■ **Stated task**:
Return every line below as a JSON list of strings, one string per line, skipping blank lines. Omit the pictures.

■ **Records provided**:
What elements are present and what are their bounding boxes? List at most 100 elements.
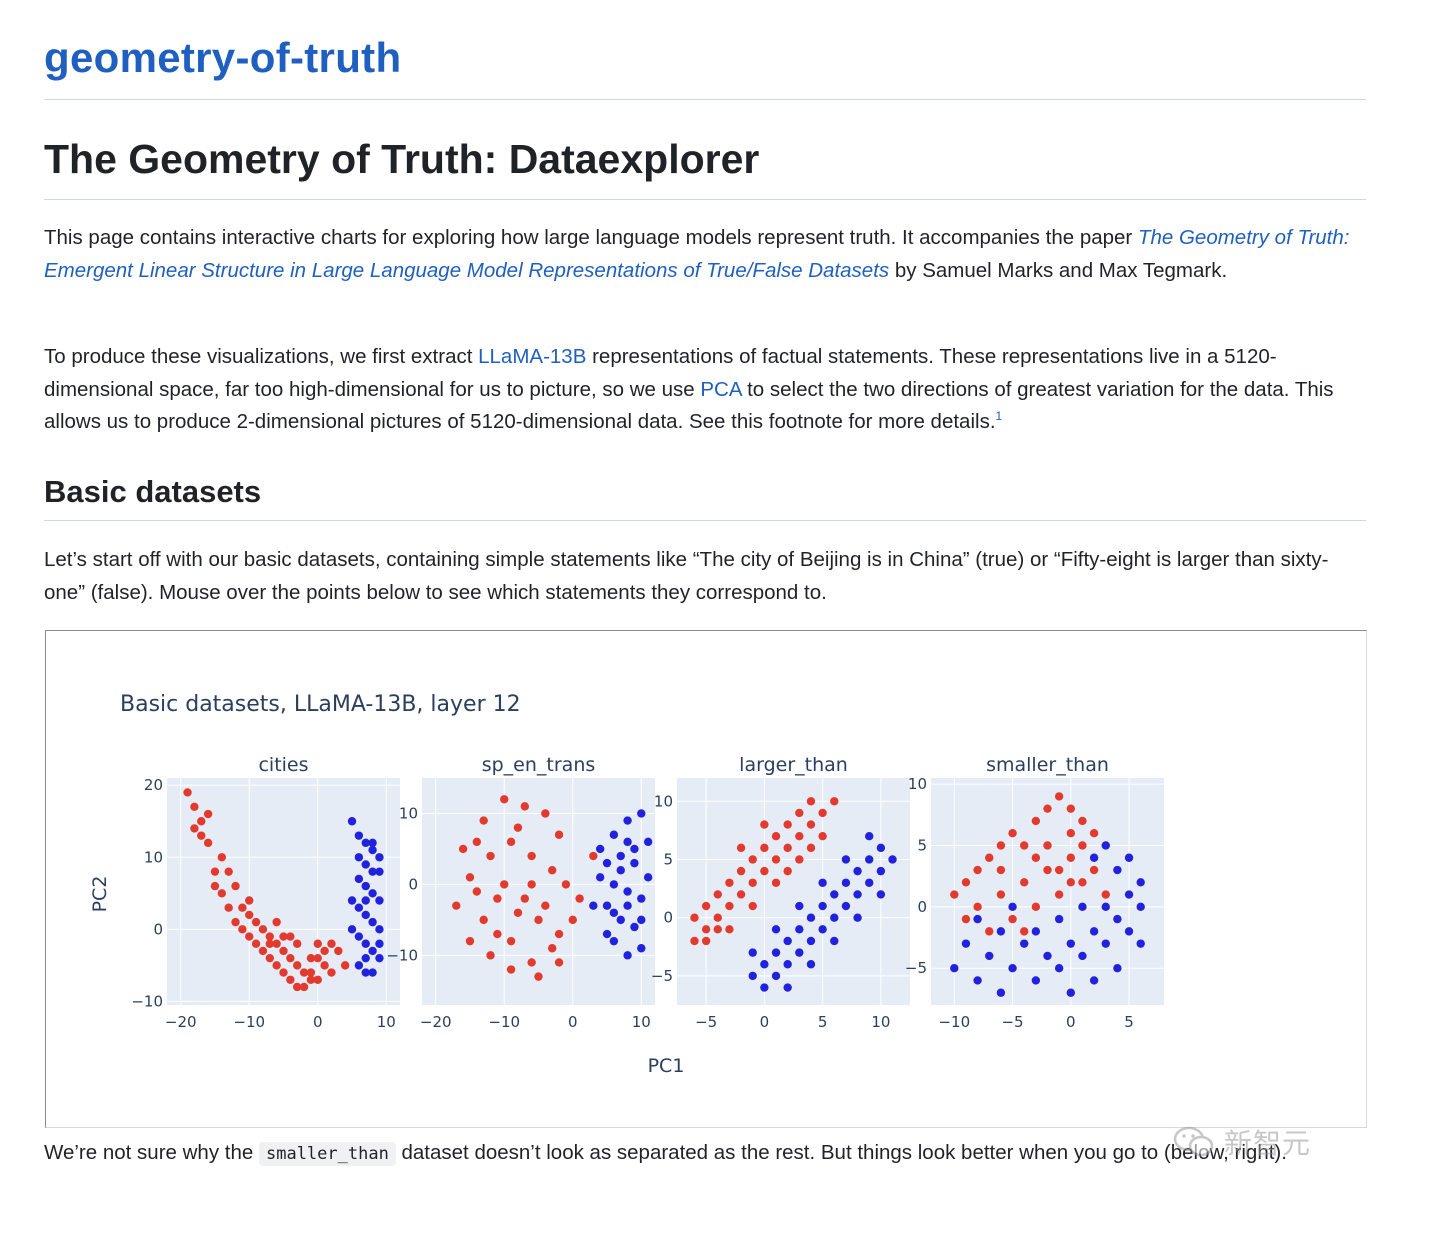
point-false[interactable] [279,946,288,956]
point-false[interactable] [306,968,316,977]
point-false[interactable] [950,890,959,899]
point-false[interactable] [806,843,816,853]
point-false[interactable] [1020,841,1029,850]
point-false[interactable] [1008,829,1017,838]
point-false[interactable] [575,894,584,903]
point-true[interactable] [368,867,377,876]
point-true[interactable] [375,853,384,862]
point-false[interactable] [458,844,468,854]
point-false[interactable] [217,889,227,898]
point-true[interactable] [818,878,827,887]
point-true[interactable] [616,915,625,925]
point-false[interactable] [818,832,827,841]
point-false[interactable] [320,946,329,956]
point-false[interactable] [340,961,350,970]
point-false[interactable] [313,975,322,984]
point-false[interactable] [224,867,233,876]
point-true[interactable] [771,971,781,981]
point-true[interactable] [841,878,851,887]
point-false[interactable] [210,867,220,876]
point-false[interactable] [771,855,781,864]
point-true[interactable] [771,948,781,957]
point-true[interactable] [1101,939,1110,948]
llama-link[interactable]: LLaMA-13B [478,345,587,368]
point-true[interactable] [950,963,959,973]
point-true[interactable] [1066,939,1075,948]
point-true[interactable] [616,866,625,875]
point-true[interactable] [368,889,377,898]
point-false[interactable] [561,880,571,889]
point-false[interactable] [527,851,536,861]
point-true[interactable] [623,887,632,896]
point-true[interactable] [1113,963,1122,973]
point-true[interactable] [1124,853,1134,862]
point-false[interactable] [589,851,598,861]
point-true[interactable] [1113,865,1122,875]
point-true[interactable] [361,838,370,848]
point-true[interactable] [818,925,827,934]
point-false[interactable] [293,982,302,992]
point-false[interactable] [748,901,757,911]
point-true[interactable] [748,948,757,957]
point-false[interactable] [293,961,302,970]
point-false[interactable] [1043,865,1052,875]
point-false[interactable] [1078,816,1087,826]
point-true[interactable] [865,878,874,887]
point-true[interactable] [1054,914,1064,924]
point-true[interactable] [643,837,653,847]
point-false[interactable] [985,927,994,936]
point-true[interactable] [368,917,377,927]
point-false[interactable] [306,953,316,963]
point-false[interactable] [197,831,206,840]
point-false[interactable] [548,866,557,875]
point-true[interactable] [630,858,639,868]
point-false[interactable] [251,917,261,927]
point-true[interactable] [347,896,357,905]
point-true[interactable] [1089,927,1099,936]
point-false[interactable] [1043,804,1052,813]
point-false[interactable] [748,855,757,864]
point-false[interactable] [1054,890,1064,899]
point-false[interactable] [783,820,792,829]
point-true[interactable] [1101,902,1110,912]
point-true[interactable] [876,890,886,899]
scatter-chart-container[interactable]: Basic datasets, LLaMA-13B, layer 12 PC1 … [45,630,1367,1128]
point-false[interactable] [541,809,550,818]
point-true[interactable] [354,961,364,970]
point-false[interactable] [224,903,233,912]
point-false[interactable] [961,914,971,924]
point-false[interactable] [272,961,281,970]
point-true[interactable] [795,948,804,957]
point-false[interactable] [279,932,288,941]
point-true[interactable] [760,983,769,992]
point-true[interactable] [609,908,619,917]
point-false[interactable] [320,961,329,970]
point-false[interactable] [795,832,804,841]
point-false[interactable] [520,894,529,903]
point-true[interactable] [1101,841,1110,850]
point-false[interactable] [203,838,213,848]
point-true[interactable] [1078,951,1087,961]
point-true[interactable] [1031,927,1041,936]
point-true[interactable] [589,901,598,910]
point-false[interactable] [299,982,309,992]
point-false[interactable] [265,939,274,948]
point-false[interactable] [701,925,711,934]
point-true[interactable] [361,939,370,948]
point-false[interactable] [251,939,261,948]
point-false[interactable] [506,936,516,946]
point-false[interactable] [238,903,247,912]
point-false[interactable] [527,880,536,889]
point-true[interactable] [375,953,384,963]
point-true[interactable] [347,925,357,934]
point-false[interactable] [500,880,509,889]
point-false[interactable] [265,953,274,963]
point-false[interactable] [534,915,543,925]
point-false[interactable] [713,925,722,934]
point-false[interactable] [690,913,699,922]
point-false[interactable] [479,816,488,825]
point-true[interactable] [1124,927,1134,936]
point-false[interactable] [701,901,711,911]
point-true[interactable] [818,901,827,911]
point-true[interactable] [368,838,377,848]
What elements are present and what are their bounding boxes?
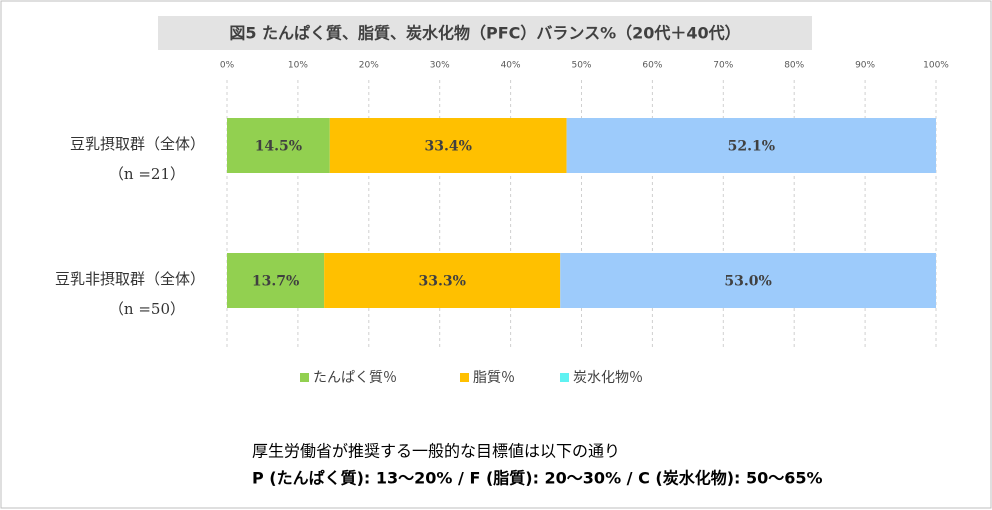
x-tick-label: 90% [855,61,875,71]
x-tick-label: 60% [642,61,662,71]
bar-segment [227,253,325,308]
legend-marker [300,373,309,382]
value-label: 53.0% [724,274,771,290]
bar-segment [329,118,567,173]
legend-marker [560,373,569,382]
legend-marker [460,373,469,382]
legend-label: 炭水化物％ [573,370,643,386]
x-tick-label: 80% [784,61,804,71]
value-label: 33.4% [425,139,472,155]
x-tick-label: 100% [923,61,949,71]
legend-label: 脂質％ [473,370,515,386]
category-label: 豆乳摂取群（全体） [70,135,205,153]
value-label: 13.7% [252,274,299,290]
bar-segment [566,118,936,173]
category-label: 豆乳非摂取群（全体） [55,270,205,288]
x-tick-label: 10% [288,61,308,71]
note: 厚生労働省が推奨する一般的な目標値は以下の通り [252,442,620,461]
value-label: 52.1% [728,139,775,155]
x-tick-label: 20% [359,61,379,71]
value-label: 14.5% [255,139,302,155]
x-tick-label: 40% [501,61,521,71]
legend-label: たんぱく質％ [313,370,397,386]
x-tick-label: 50% [571,61,591,71]
bar-segment [227,118,330,173]
x-tick-label: 30% [430,61,450,71]
title-box [158,16,812,50]
bar-segment [560,253,936,308]
bar-segment [324,253,561,308]
category-note: （n =50） [109,300,185,318]
chart-title: 図5 たんぱく質、脂質、炭水化物（PFC）バランス%（20代＋40代） [229,24,740,43]
value-label: 33.3% [418,274,465,290]
x-tick-label: 70% [713,61,733,71]
category-note: （n =21） [109,165,185,183]
x-tick-label: 0% [220,61,235,71]
note: P (たんぱく質): 13〜20% / F (脂質): 20〜30% / C (… [252,469,823,488]
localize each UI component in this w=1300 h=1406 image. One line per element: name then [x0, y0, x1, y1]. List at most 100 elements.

■ **Written answer**:
[
  "What elements are present and what are their bounding boxes? List at most 100 elements.",
  "point-false[interactable] [279,946,288,956]",
  "point-false[interactable] [306,968,316,977]",
  "point-false[interactable] [950,890,959,899]",
  "point-false[interactable] [806,843,816,853]",
  "point-false[interactable] [1020,841,1029,850]",
  "point-false[interactable] [1008,829,1017,838]",
  "point-false[interactable] [575,894,584,903]",
  "point-true[interactable] [368,867,377,876]",
  "point-true[interactable] [375,853,384,862]",
  "point-false[interactable] [458,844,468,854]",
  "point-false[interactable] [217,889,227,898]",
  "point-true[interactable] [818,878,827,887]",
  "point-true[interactable] [616,915,625,925]",
  "point-false[interactable] [818,832,827,841]",
  "point-false[interactable] [320,946,329,956]",
  "point-false[interactable] [340,961,350,970]",
  "point-false[interactable] [313,975,322,984]",
  "point-false[interactable] [224,867,233,876]",
  "point-true[interactable] [771,971,781,981]",
  "point-true[interactable] [841,878,851,887]",
  "point-false[interactable] [210,867,220,876]",
  "point-false[interactable] [771,855,781,864]",
  "point-true[interactable] [771,948,781,957]",
  "point-true[interactable] [1101,939,1110,948]",
  "llama-link[interactable]: LLaMA-13B [478,345,587,368]",
  "point-true[interactable] [950,963,959,973]",
  "point-true[interactable] [1066,939,1075,948]",
  "point-true[interactable] [616,866,625,875]",
  "point-true[interactable] [368,889,377,898]",
  "point-false[interactable] [561,880,571,889]",
  "point-false[interactable] [527,851,536,861]",
  "point-true[interactable] [623,887,632,896]",
  "point-true[interactable] [1113,963,1122,973]",
  "point-true[interactable] [1124,853,1134,862]",
  "point-false[interactable] [589,851,598,861]",
  "point-true[interactable] [1113,865,1122,875]",
  "point-true[interactable] [361,838,370,848]",
  "point-true[interactable] [818,925,827,934]",
  "point-false[interactable] [293,982,302,992]",
  "point-false[interactable] [748,901,757,911]",
  "point-true[interactable] [748,948,757,957]",
  "point-false[interactable] [293,961,302,970]",
  "point-false[interactable] [1043,865,1052,875]",
  "point-false[interactable] [1078,816,1087,826]",
  "point-true[interactable] [865,878,874,887]",
  "point-true[interactable] [1054,914,1064,924]",
  "point-true[interactable] [643,837,653,847]",
  "point-false[interactable] [985,927,994,936]",
  "point-true[interactable] [368,917,377,927]",
  "point-false[interactable] [306,953,316,963]",
  "point-false[interactable] [197,831,206,840]",
  "point-false[interactable] [548,866,557,875]",
  "point-true[interactable] [630,858,639,868]",
  "point-false[interactable] [251,917,261,927]",
  "point-true[interactable] [347,896,357,905]",
  "point-true[interactable] [1089,927,1099,936]",
  "point-false[interactable] [1043,804,1052,813]",
  "point-false[interactable] [748,855,757,864]",
  "point-false[interactable] [1054,890,1064,899]",
  "point-false[interactable] [783,820,792,829]",
  "point-true[interactable] [1101,902,1110,912]",
  "point-true[interactable] [876,890,886,899]",
  "scatter-chart-container[interactable]: Basic datasets, LLaMA-13B, layer 12 PC1 … [45,630,1367,1128]",
  "point-false[interactable] [541,809,550,818]",
  "point-true[interactable] [354,961,364,970]",
  "point-false[interactable] [224,903,233,912]",
  "point-false[interactable] [961,914,971,924]",
  "point-false[interactable] [272,961,281,970]",
  "point-true[interactable] [795,948,804,957]",
  "point-false[interactable] [279,932,288,941]",
  "point-true[interactable] [760,983,769,992]",
  "point-true[interactable] [609,908,619,917]",
  "point-false[interactable] [320,961,329,970]",
  "point-false[interactable] [795,832,804,841]",
  "point-false[interactable] [520,894,529,903]",
  "point-true[interactable] [1101,841,1110,850]",
  "point-false[interactable] [203,838,213,848]",
  "point-true[interactable] [1078,951,1087,961]",
  "point-true[interactable] [1031,927,1041,936]",
  "point-true[interactable] [589,901,598,910]",
  "point-false[interactable] [299,982,309,992]",
  "point-false[interactable] [265,939,274,948]",
  "point-false[interactable] [701,925,711,934]",
  "point-true[interactable] [361,939,370,948]",
  "point-false[interactable] [251,939,261,948]",
  "point-false[interactable] [506,936,516,946]",
  "point-false[interactable] [238,903,247,912]",
  "point-false[interactable] [527,880,536,889]",
  "point-true[interactable] [375,953,384,963]",
  "point-true[interactable] [347,925,357,934]",
  "point-false[interactable] [500,880,509,889]",
  "point-false[interactable] [265,953,274,963]",
  "point-false[interactable] [534,915,543,925]",
  "point-false[interactable] [713,925,722,934]",
  "point-false[interactable] [690,913,699,922]",
  "point-false[interactable] [479,816,488,825]",
  "point-true[interactable] [1124,927,1134,936]",
  "point-false[interactable] [701,901,711,911]",
  "point-true[interactable] [818,901,827,911]",
  "point-true[interactable] [368,838,377,848]",
  "What elements are present and what are their bounding boxes?",
  "x-tick-label: 90% [855,61,875,71]",
  "x-tick-label: 60% [642,61,662,71]",
  "bar-segment [227,253,325,308]",
  "legend-marker [300,373,309,382]",
  "value-label: 53.0% [724,274,771,290]",
  "bar-segment [329,118,567,173]",
  "legend-marker [560,373,569,382]",
  "legend-marker [460,373,469,382]",
  "legend-label: 炭水化物％ [573,370,643,386]",
  "x-tick-label: 80% [784,61,804,71]",
  "value-label: 33.4% [425,139,472,155]",
  "x-tick-label: 100% [923,61,949,71]",
  "legend-label: 脂質％ [473,370,515,386]",
  "category-label: 豆乳摂取群（全体） [70,135,205,153]",
  "value-label: 13.7% [252,274,299,290]",
  "bar-segment [566,118,936,173]",
  "category-label: 豆乳非摂取群（全体） [55,270,205,288]",
  "x-tick-label: 10% [288,61,308,71]",
  "note: 厚生労働省が推奨する一般的な目標値は以下の通り [252,442,620,461]",
  "value-label: 52.1% [728,139,775,155]",
  "x-tick-label: 20% [359,61,379,71]",
  "value-label: 14.5% [255,139,302,155]",
  "x-tick-label: 40% [501,61,521,71]",
  "legend-label: たんぱく質％ [313,370,397,386]",
  "x-tick-label: 50% [571,61,591,71]",
  "bar-segment [227,118,330,173]",
  "x-tick-label: 30% [430,61,450,71]",
  "title-box [158,16,812,50]",
  "bar-segment [560,253,936,308]",
  "bar-segment [324,253,561,308]",
  "category-note: （n =50） [109,300,185,318]",
  "chart-title: 図5 たんぱく質、脂質、炭水化物（PFC）バランス%（20代＋40代） [229,24,740,43]",
  "value-label: 33.3% [418,274,465,290]",
  "x-tick-label: 70% [713,61,733,71]",
  "category-note: （n =21） [109,165,185,183]",
  "x-tick-label: 0% [220,61,235,71]",
  "note: P (たんぱく質): 13〜20% / F (脂質): 20〜30% / C (… [252,469,823,488]",
  "localize each UI component in this w=1300 h=1406 image. One line per element: name then [x0, y0, x1, y1]. List at most 100 elements."
]